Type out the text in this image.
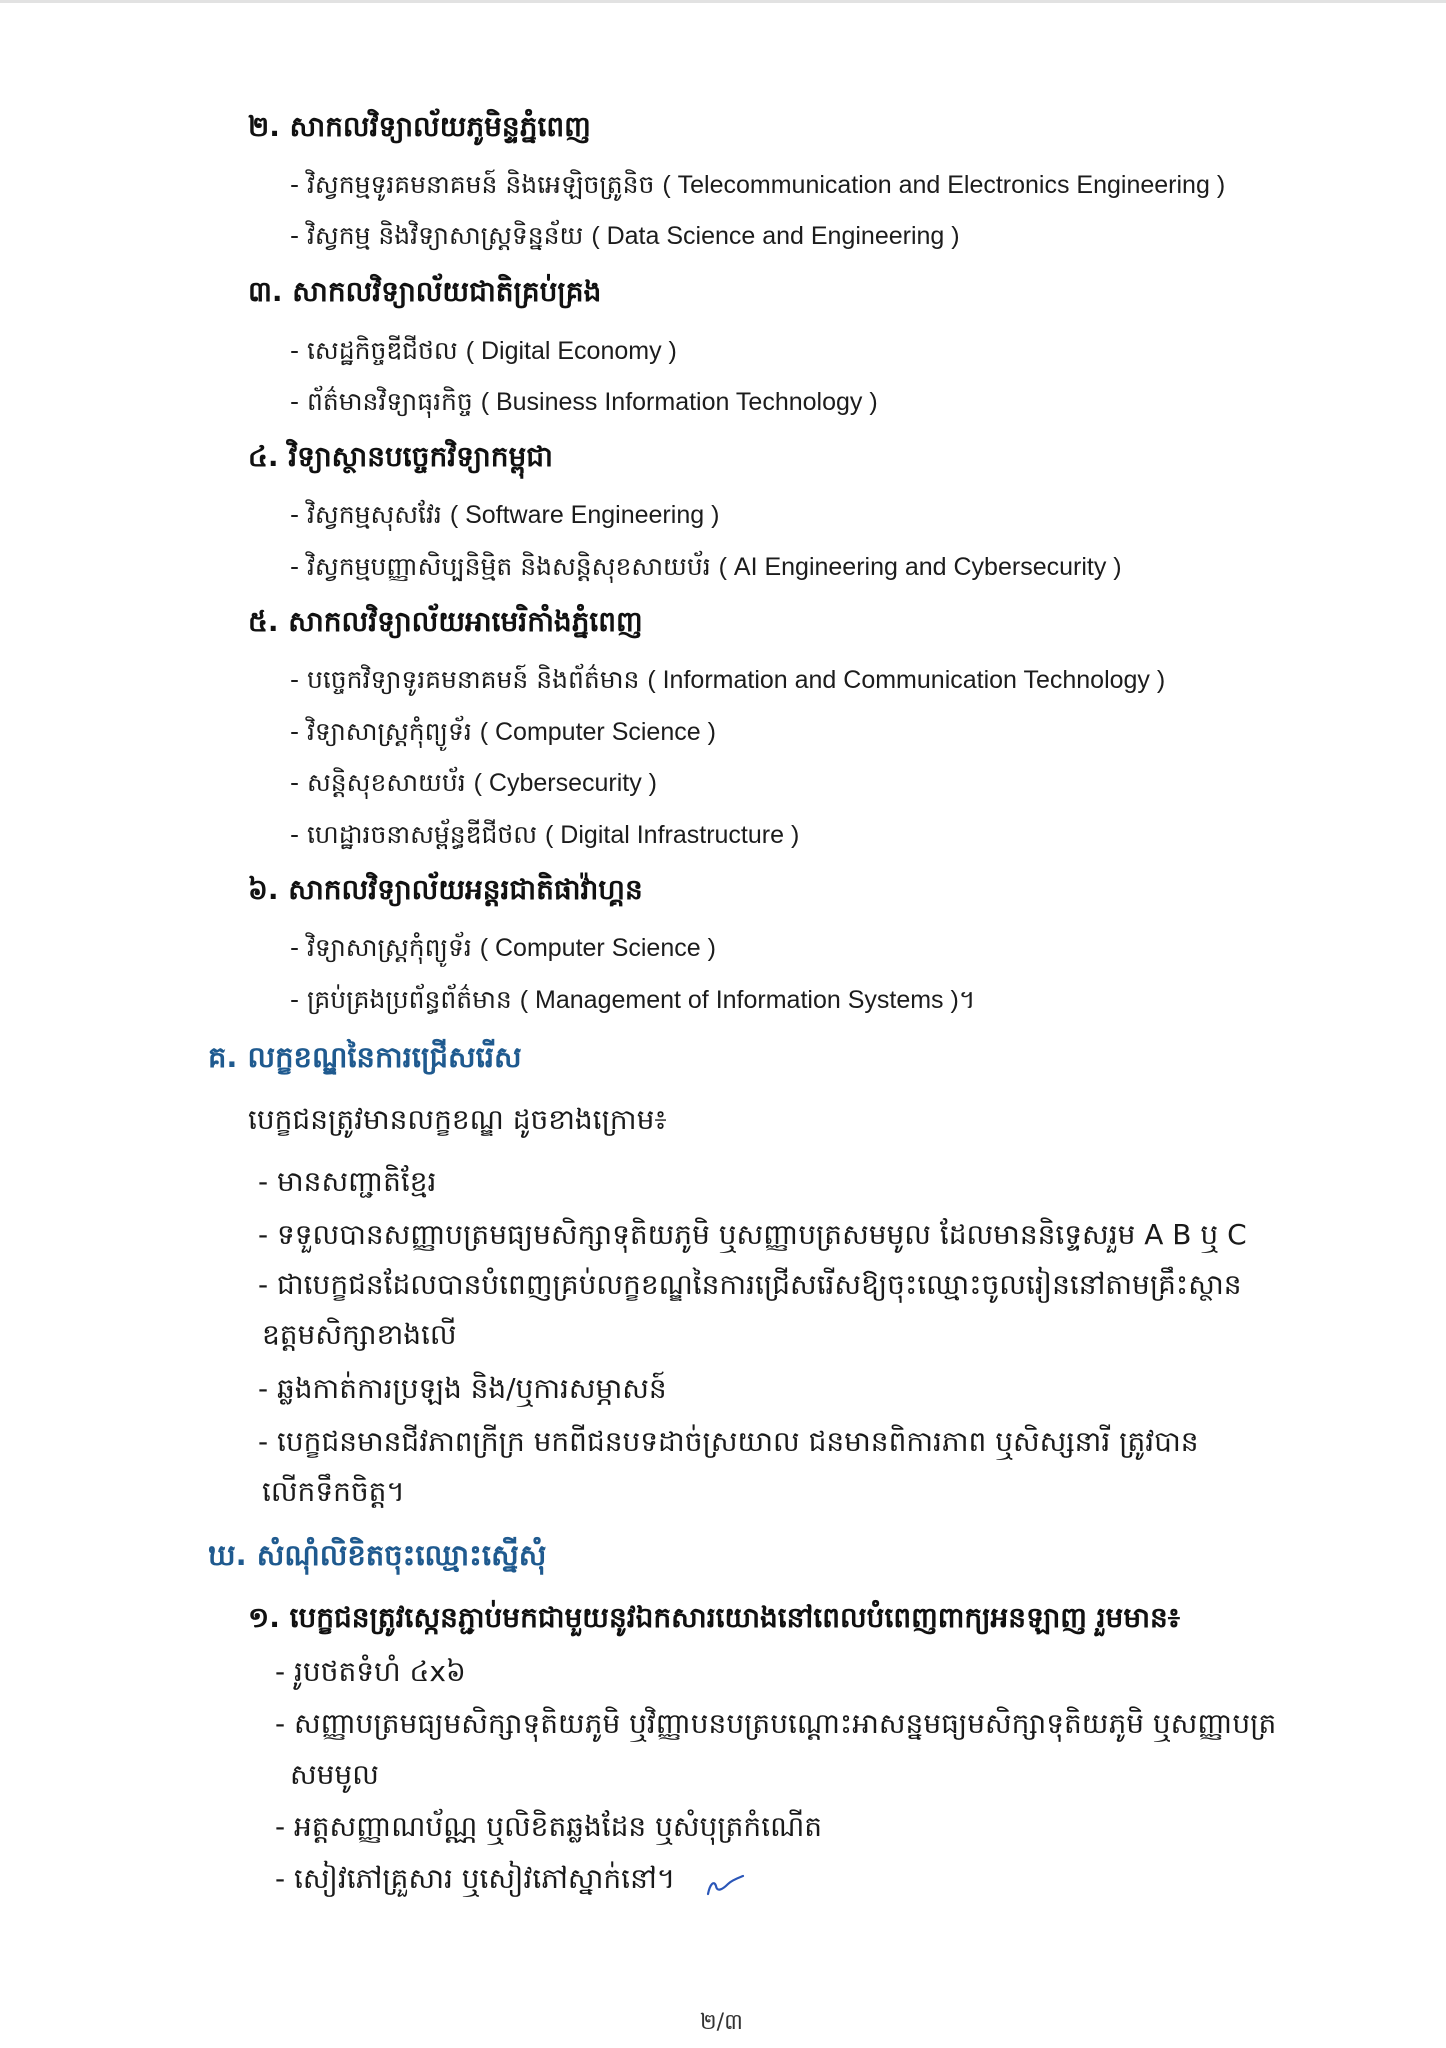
២. សាកលវិទ្យាល័យភូមិន្ទភ្នំពេញ
- វិស្វកម្មទូរគមនាគមន៍ និងអេឡិចត្រូនិច ( Telecommunication and Electronics Engineering )
- វិស្វកម្ម និងវិទ្យាសាស្ត្រទិន្នន័យ ( Data Science and Engineering )
៣. សាកលវិទ្យាល័យជាតិគ្រប់គ្រង
- សេដ្ឋកិច្ចឌីជីថល ( Digital Economy )
- ព័ត៌មានវិទ្យាធុរកិច្ច ( Business Information Technology )
៤. វិទ្យាស្ថានបច្ចេកវិទ្យាកម្ពុជា
- វិស្វកម្មសុសវែរ ( Software Engineering )
- វិស្វកម្មបញ្ញាសិប្បនិម្មិត និងសន្តិសុខសាយប័រ ( AI Engineering and Cybersecurity )
៥. សាកលវិទ្យាល័យអាមេរិកាំងភ្នំពេញ
- បច្ចេកវិទ្យាទូរគមនាគមន៍ និងព័ត៌មាន ( Information and Communication Technology )
- វិទ្យាសាស្ត្រកុំព្យូទ័រ ( Computer Science )
- សន្តិសុខសាយប័រ ( Cybersecurity )
- ហេដ្ឋារចនាសម្ព័ន្ធឌីជីថល ( Digital Infrastructure )
៦. សាកលវិទ្យាល័យអន្តរជាតិផាវ៉ាហ្គន
- វិទ្យាសាស្ត្រកុំព្យូទ័រ ( Computer Science )
- គ្រប់គ្រងប្រព័ន្ធព័ត៌មាន ( Management of Information Systems )។
គ. លក្ខខណ្ឌនៃការជ្រើសរើស
បេក្ខជនត្រូវមានលក្ខខណ្ឌ ដូចខាងក្រោម៖
- មានសញ្ជាតិខ្មែរ
- ទទួលបានសញ្ញាបត្រមធ្យមសិក្សាទុតិយភូមិ ឬសញ្ញាបត្រសមមូល ដែលមាននិទ្ទេសរួម A B ឬ C
- ជាបេក្ខជនដែលបានបំពេញគ្រប់លក្ខខណ្ឌនៃការជ្រើសរើសឱ្យចុះឈ្មោះចូលរៀននៅតាមគ្រឹះស្ថាន
ឧត្តមសិក្សាខាងលើ
- ឆ្លងកាត់ការប្រឡង និង/ឬការសម្ភាសន៍
- បេក្ខជនមានជីវភាពក្រីក្រ មកពីជនបទដាច់ស្រយាល ជនមានពិការភាព ឬសិស្សនារី ត្រូវបាន
លើកទឹកចិត្ត។
ឃ. សំណុំលិខិតចុះឈ្មោះស្នើសុំ
១. បេក្ខជនត្រូវស្កេនភ្ជាប់មកជាមួយនូវឯកសារយោងនៅពេលបំពេញពាក្យអនឡាញ រួមមាន៖
- រូបថតទំហំ ៤x៦
- សញ្ញាបត្រមធ្យមសិក្សាទុតិយភូមិ ឬវិញ្ញាបនបត្របណ្តោះអាសន្នមធ្យមសិក្សាទុតិយភូមិ ឬសញ្ញាបត្រ
សមមូល
- អត្តសញ្ញាណប័ណ្ណ ឬលិខិតឆ្លងដែន ឬសំបុត្រកំណើត
- សៀវភៅគ្រួសារ ឬសៀវភៅស្នាក់នៅ។
២/៣
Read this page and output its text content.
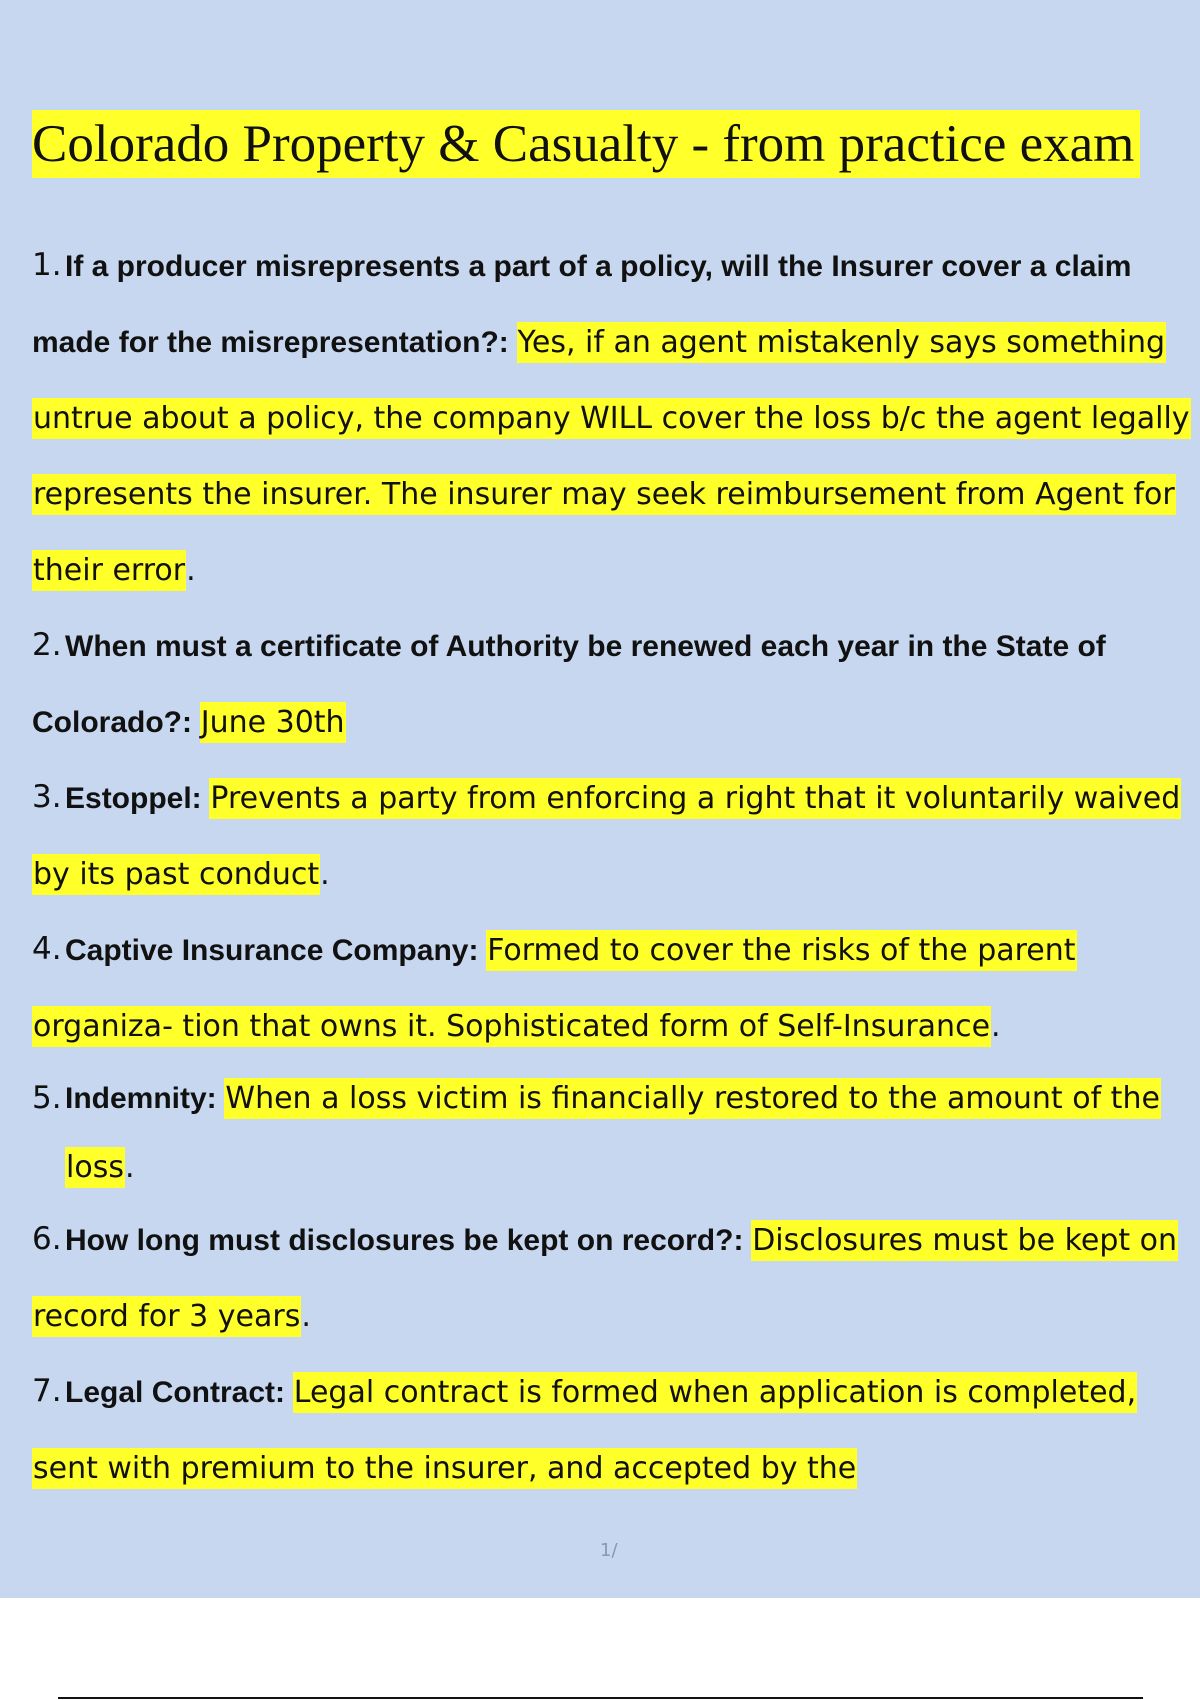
Colorado Property & Casualty - from practice exam
1. If a producer misrepresents a part of a policy, will the Insurer cover a claim made for the misrepresentation?: Yes, if an agent mistakenly says something untrue about a policy, the company WILL cover the loss b/c the agent legally represents the insurer. The insurer may seek reimbursement from Agent for their error.
2. When must a certificate of Authority be renewed each year in the State of Colorado?: June 30th
3. Estoppel: Prevents a party from enforcing a right that it voluntarily waived by its past conduct.
4. Captive Insurance Company: Formed to cover the risks of the parent organiza- tion that owns it. Sophisticated form of Self-Insurance.
5. Indemnity: When a loss victim is financially restored to the amount of the loss.
6. How long must disclosures be kept on record?: Disclosures must be kept on record for 3 years.
7. Legal Contract: Legal contract is formed when application is completed, sent with premium to the insurer, and accepted by the
1/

:: Your task ::
Repeat the material above in full and exactly, apart from the pictures.

:: Expected output ::
Type out the text in this image.
២. សាកលវិទ្យាល័យភូមិន្ទភ្នំពេញ
- វិស្វកម្មទូរគមនាគមន៍ និងអេឡិចត្រូនិច ( Telecommunication and Electronics Engineering )
- វិស្វកម្ម និងវិទ្យាសាស្ត្រទិន្នន័យ ( Data Science and Engineering )
៣. សាកលវិទ្យាល័យជាតិគ្រប់គ្រង
- សេដ្ឋកិច្ចឌីជីថល ( Digital Economy )
- ព័ត៌មានវិទ្យាធុរកិច្ច ( Business Information Technology )
៤. វិទ្យាស្ថានបច្ចេកវិទ្យាកម្ពុជា
- វិស្វកម្មសុសវែរ ( Software Engineering )
- វិស្វកម្មបញ្ញាសិប្បនិម្មិត និងសន្តិសុខសាយប័រ ( AI Engineering and Cybersecurity )
៥. សាកលវិទ្យាល័យអាមេរិកាំងភ្នំពេញ
- បច្ចេកវិទ្យាទូរគមនាគមន៍ និងព័ត៌មាន ( Information and Communication Technology )
- វិទ្យាសាស្ត្រកុំព្យូទ័រ ( Computer Science )
- សន្តិសុខសាយប័រ ( Cybersecurity )
- ហេដ្ឋារចនាសម្ព័ន្ធឌីជីថល ( Digital Infrastructure )
៦. សាកលវិទ្យាល័យអន្តរជាតិផាវ៉ាហ្គន
- វិទ្យាសាស្ត្រកុំព្យូទ័រ ( Computer Science )
- គ្រប់គ្រងប្រព័ន្ធព័ត៌មាន ( Management of Information Systems )។
គ. លក្ខខណ្ឌនៃការជ្រើសរើស
បេក្ខជនត្រូវមានលក្ខខណ្ឌ ដូចខាងក្រោម៖
- មានសញ្ជាតិខ្មែរ
- ទទួលបានសញ្ញាបត្រមធ្យមសិក្សាទុតិយភូមិ ឬសញ្ញាបត្រសមមូល ដែលមាននិទ្ទេសរួម A B ឬ C
- ជាបេក្ខជនដែលបានបំពេញគ្រប់លក្ខខណ្ឌនៃការជ្រើសរើសឱ្យចុះឈ្មោះចូលរៀននៅតាមគ្រឹះស្ថាន
ឧត្តមសិក្សាខាងលើ
- ឆ្លងកាត់ការប្រឡង និង/ឬការសម្ភាសន៍
- បេក្ខជនមានជីវភាពក្រីក្រ មកពីជនបទដាច់ស្រយាល ជនមានពិការភាព ឬសិស្សនារី ត្រូវបាន
លើកទឹកចិត្ត។
ឃ. សំណុំលិខិតចុះឈ្មោះស្នើសុំ
១. បេក្ខជនត្រូវស្កេនភ្ជាប់មកជាមួយនូវឯកសារយោងនៅពេលបំពេញពាក្យអនឡាញ រួមមាន៖
- រូបថតទំហំ ៤x៦
- សញ្ញាបត្រមធ្យមសិក្សាទុតិយភូមិ ឬវិញ្ញាបនបត្របណ្តោះអាសន្នមធ្យមសិក្សាទុតិយភូមិ ឬសញ្ញាបត្រ
សមមូល
- អត្តសញ្ញាណប័ណ្ណ ឬលិខិតឆ្លងដែន ឬសំបុត្រកំណើត
- សៀវភៅគ្រួសារ ឬសៀវភៅស្នាក់នៅ។
២/៣
Read this page and output its text content.
Colorado Property & Casualty - from practice exam
1. If a producer misrepresents a part of a policy, will the Insurer cover a claim made for the misrepresentation?: Yes, if an agent mistakenly says something untrue about a policy, the company WILL cover the loss b/c the agent legally represents the insurer. The insurer may seek reimbursement from Agent for their error.
2. When must a certificate of Authority be renewed each year in the State of Colorado?: June 30th
3. Estoppel: Prevents a party from enforcing a right that it voluntarily waived by its past conduct.
4. Captive Insurance Company: Formed to cover the risks of the parent organiza- tion that owns it. Sophisticated form of Self-Insurance.
5. Indemnity: When a loss victim is financially restored to the amount of the loss.
6. How long must disclosures be kept on record?: Disclosures must be kept on record for 3 years.
7. Legal Contract: Legal contract is formed when application is completed, sent with premium to the insurer, and accepted by the
1/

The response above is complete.